## Collected data entries

——

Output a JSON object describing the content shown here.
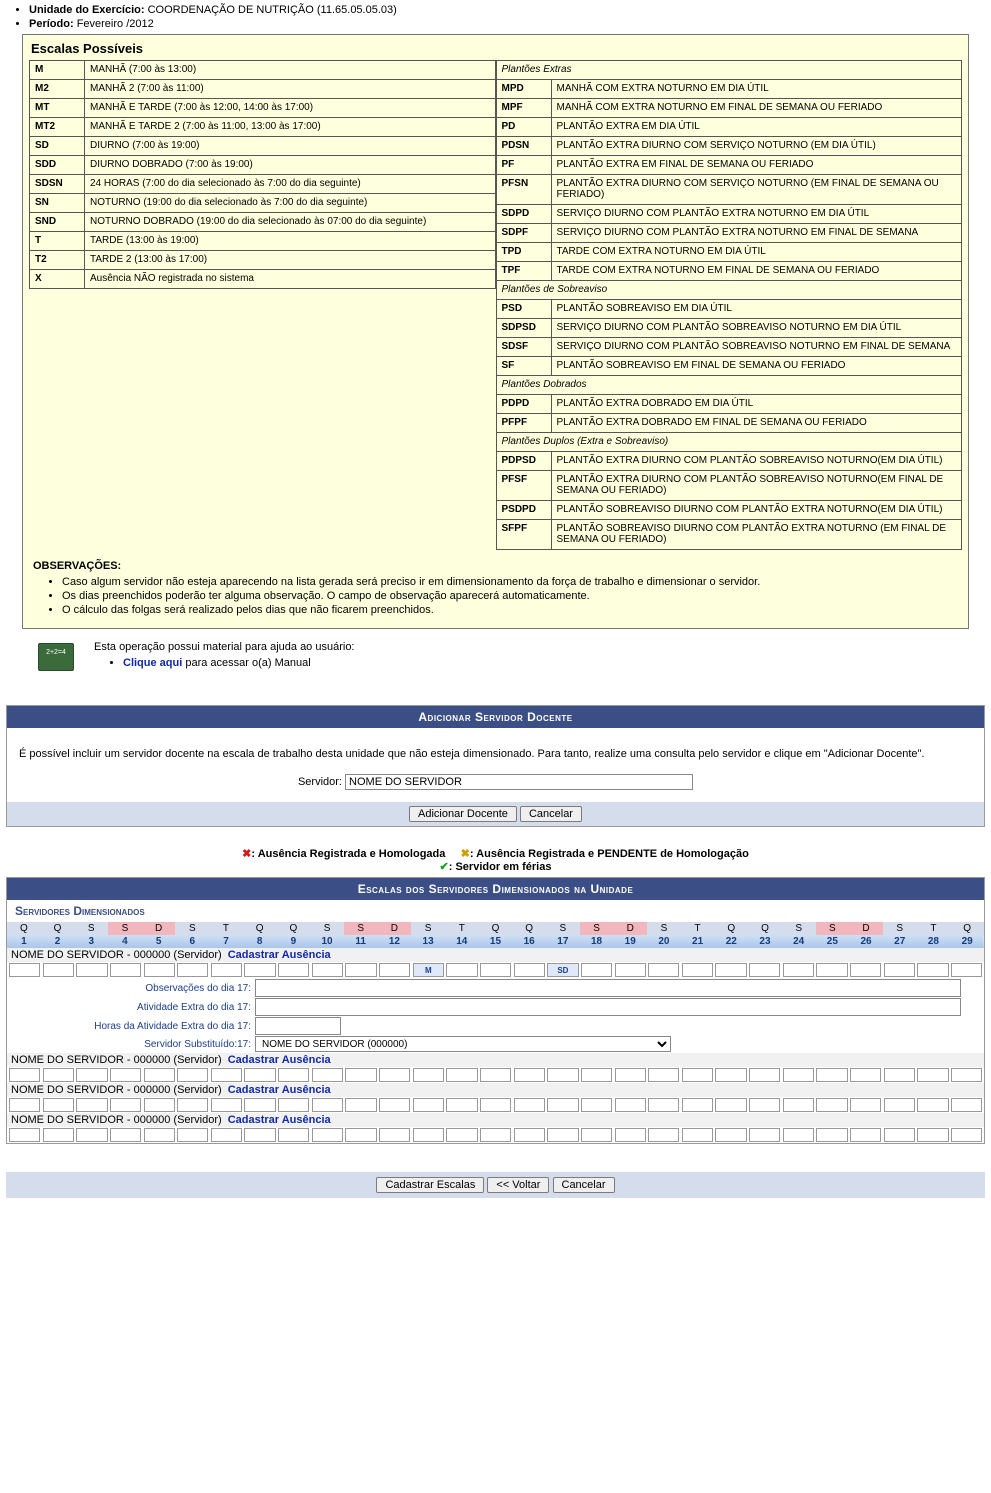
{
  "header": {
    "unidade_label": "Unidade do Exercício:",
    "unidade_value": "COORDENAÇÃO DE NUTRIÇÃO (11.65.05.05.03)",
    "periodo_label": "Período:",
    "periodo_value": "Fevereiro /2012"
  },
  "escalas": {
    "title": "Escalas Possíveis",
    "left": [
      {
        "code": "M",
        "desc": "MANHÃ (7:00 às 13:00)"
      },
      {
        "code": "M2",
        "desc": "MANHÃ 2 (7:00 às 11:00)"
      },
      {
        "code": "MT",
        "desc": "MANHÃ E TARDE (7:00 às 12:00, 14:00 às 17:00)"
      },
      {
        "code": "MT2",
        "desc": "MANHÃ E TARDE 2 (7:00 às 11:00, 13:00 às 17:00)"
      },
      {
        "code": "SD",
        "desc": "DIURNO (7:00 às 19:00)"
      },
      {
        "code": "SDD",
        "desc": "DIURNO DOBRADO (7:00 às 19:00)"
      },
      {
        "code": "SDSN",
        "desc": "24 HORAS (7:00 do dia selecionado às 7:00 do dia seguinte)"
      },
      {
        "code": "SN",
        "desc": "NOTURNO (19:00 do dia selecionado às 7:00 do dia seguinte)"
      },
      {
        "code": "SND",
        "desc": "NOTURNO DOBRADO (19:00 do dia selecionado às 07:00 do dia seguinte)"
      },
      {
        "code": "T",
        "desc": "TARDE (13:00 às 19:00)"
      },
      {
        "code": "T2",
        "desc": "TARDE 2 (13:00 às 17:00)"
      },
      {
        "code": "X",
        "desc": "Ausência NÃO registrada no sistema"
      }
    ],
    "grp_extras": "Plantões Extras",
    "extras": [
      {
        "code": "MPD",
        "desc": "MANHÃ COM EXTRA NOTURNO EM DIA ÚTIL"
      },
      {
        "code": "MPF",
        "desc": "MANHÃ COM EXTRA NOTURNO EM FINAL DE SEMANA OU FERIADO"
      },
      {
        "code": "PD",
        "desc": "PLANTÃO EXTRA EM DIA ÚTIL"
      },
      {
        "code": "PDSN",
        "desc": "PLANTÃO EXTRA DIURNO COM SERVIÇO NOTURNO (EM DIA ÚTIL)"
      },
      {
        "code": "PF",
        "desc": "PLANTÃO EXTRA EM FINAL DE SEMANA OU FERIADO"
      },
      {
        "code": "PFSN",
        "desc": "PLANTÃO EXTRA DIURNO COM SERVIÇO NOTURNO (EM FINAL DE SEMANA OU FERIADO)"
      },
      {
        "code": "SDPD",
        "desc": "SERVIÇO DIURNO COM PLANTÃO EXTRA NOTURNO EM DIA ÚTIL"
      },
      {
        "code": "SDPF",
        "desc": "SERVIÇO DIURNO COM PLANTÃO EXTRA NOTURNO EM FINAL DE SEMANA"
      },
      {
        "code": "TPD",
        "desc": "TARDE COM EXTRA NOTURNO EM DIA ÚTIL"
      },
      {
        "code": "TPF",
        "desc": "TARDE COM EXTRA NOTURNO EM FINAL DE SEMANA OU FERIADO"
      }
    ],
    "grp_sobre": "Plantões de Sobreaviso",
    "sobre": [
      {
        "code": "PSD",
        "desc": "PLANTÃO SOBREAVISO EM DIA ÚTIL"
      },
      {
        "code": "SDPSD",
        "desc": "SERVIÇO DIURNO COM PLANTÃO SOBREAVISO NOTURNO EM DIA ÚTIL"
      },
      {
        "code": "SDSF",
        "desc": "SERVIÇO DIURNO COM PLANTÃO SOBREAVISO NOTURNO EM FINAL DE SEMANA"
      },
      {
        "code": "SF",
        "desc": "PLANTÃO SOBREAVISO EM FINAL DE SEMANA OU FERIADO"
      }
    ],
    "grp_dobrados": "Plantões Dobrados",
    "dobrados": [
      {
        "code": "PDPD",
        "desc": "PLANTÃO EXTRA DOBRADO EM DIA ÚTIL"
      },
      {
        "code": "PFPF",
        "desc": "PLANTÃO EXTRA DOBRADO EM FINAL DE SEMANA OU FERIADO"
      }
    ],
    "grp_duplos": "Plantões Duplos (Extra e Sobreaviso)",
    "duplos": [
      {
        "code": "PDPSD",
        "desc": "PLANTÃO EXTRA DIURNO COM PLANTÃO SOBREAVISO NOTURNO(EM DIA ÚTIL)"
      },
      {
        "code": "PFSF",
        "desc": "PLANTÃO EXTRA DIURNO COM PLANTÃO SOBREAVISO NOTURNO(EM FINAL DE SEMANA OU FERIADO)"
      },
      {
        "code": "PSDPD",
        "desc": "PLANTÃO SOBREAVISO DIURNO COM PLANTÃO EXTRA NOTURNO(EM DIA ÚTIL)"
      },
      {
        "code": "SFPF",
        "desc": "PLANTÃO SOBREAVISO DIURNO COM PLANTÃO EXTRA NOTURNO (EM FINAL DE SEMANA OU FERIADO)"
      }
    ]
  },
  "obs": {
    "title": "OBSERVAÇÕES:",
    "items": [
      "Caso algum servidor não esteja aparecendo na lista gerada será preciso ir em dimensionamento da força de trabalho e dimensionar o servidor.",
      "Os dias preenchidos poderão ter alguma observação. O campo de observação aparecerá automaticamente.",
      "O cálculo das folgas será realizado pelos dias que não ficarem preenchidos."
    ]
  },
  "help": {
    "text": "Esta operação possui material para ajuda ao usuário:",
    "link": "Clique aqui",
    "after": " para acessar o(a) Manual"
  },
  "add": {
    "bar": "Adicionar Servidor Docente",
    "text": "É possível incluir um servidor docente na escala de trabalho desta unidade que não esteja dimensionado. Para tanto, realize uma consulta pelo servidor e clique em \"Adicionar Docente\".",
    "label": "Servidor:",
    "input": "NOME DO SERVIDOR",
    "btn_add": "Adicionar Docente",
    "btn_cancel": "Cancelar"
  },
  "legend": {
    "l1": ": Ausência Registrada e Homologada",
    "l2": ": Ausência Registrada e PENDENTE de Homologação",
    "l3": ": Servidor em férias"
  },
  "grid": {
    "bar": "Escalas dos Servidores Dimensionados na Unidade",
    "sub": "Servidores Dimensionados",
    "dow": [
      "Q",
      "Q",
      "S",
      "S",
      "D",
      "S",
      "T",
      "Q",
      "Q",
      "S",
      "S",
      "D",
      "S",
      "T",
      "Q",
      "Q",
      "S",
      "S",
      "D",
      "S",
      "T",
      "Q",
      "Q",
      "S",
      "S",
      "D",
      "S",
      "T",
      "Q"
    ],
    "wk_idx": [
      3,
      4,
      10,
      11,
      17,
      18,
      24,
      25
    ],
    "nums": [
      "1",
      "2",
      "3",
      "4",
      "5",
      "6",
      "7",
      "8",
      "9",
      "10",
      "11",
      "12",
      "13",
      "14",
      "15",
      "16",
      "17",
      "18",
      "19",
      "20",
      "21",
      "22",
      "23",
      "24",
      "25",
      "26",
      "27",
      "28",
      "29"
    ],
    "serv_name": "NOME DO SERVIDOR - 000000 (Servidor)",
    "cad_link": "Cadastrar Ausência",
    "row1": {
      "cells": [
        "",
        "",
        "",
        "",
        "",
        "",
        "",
        "",
        "",
        "",
        "",
        "",
        "M",
        "",
        "",
        "",
        "SD",
        "",
        "",
        "",
        "",
        "",
        "",
        "",
        "",
        "",
        "",
        "",
        ""
      ]
    },
    "f_obs": "Observações do dia 17:",
    "f_ativ": "Atividade Extra do dia 17:",
    "f_horas": "Horas da Atividade Extra do dia 17:",
    "f_sub": "Servidor Substituído:17:",
    "sub_opt": "NOME DO SERVIDOR (000000)"
  },
  "footer": {
    "b1": "Cadastrar Escalas",
    "b2": "<< Voltar",
    "b3": "Cancelar"
  }
}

——

## Your goal
Tally up the lines holding the string "title" in this listing, and report the total alone.

## The reply
2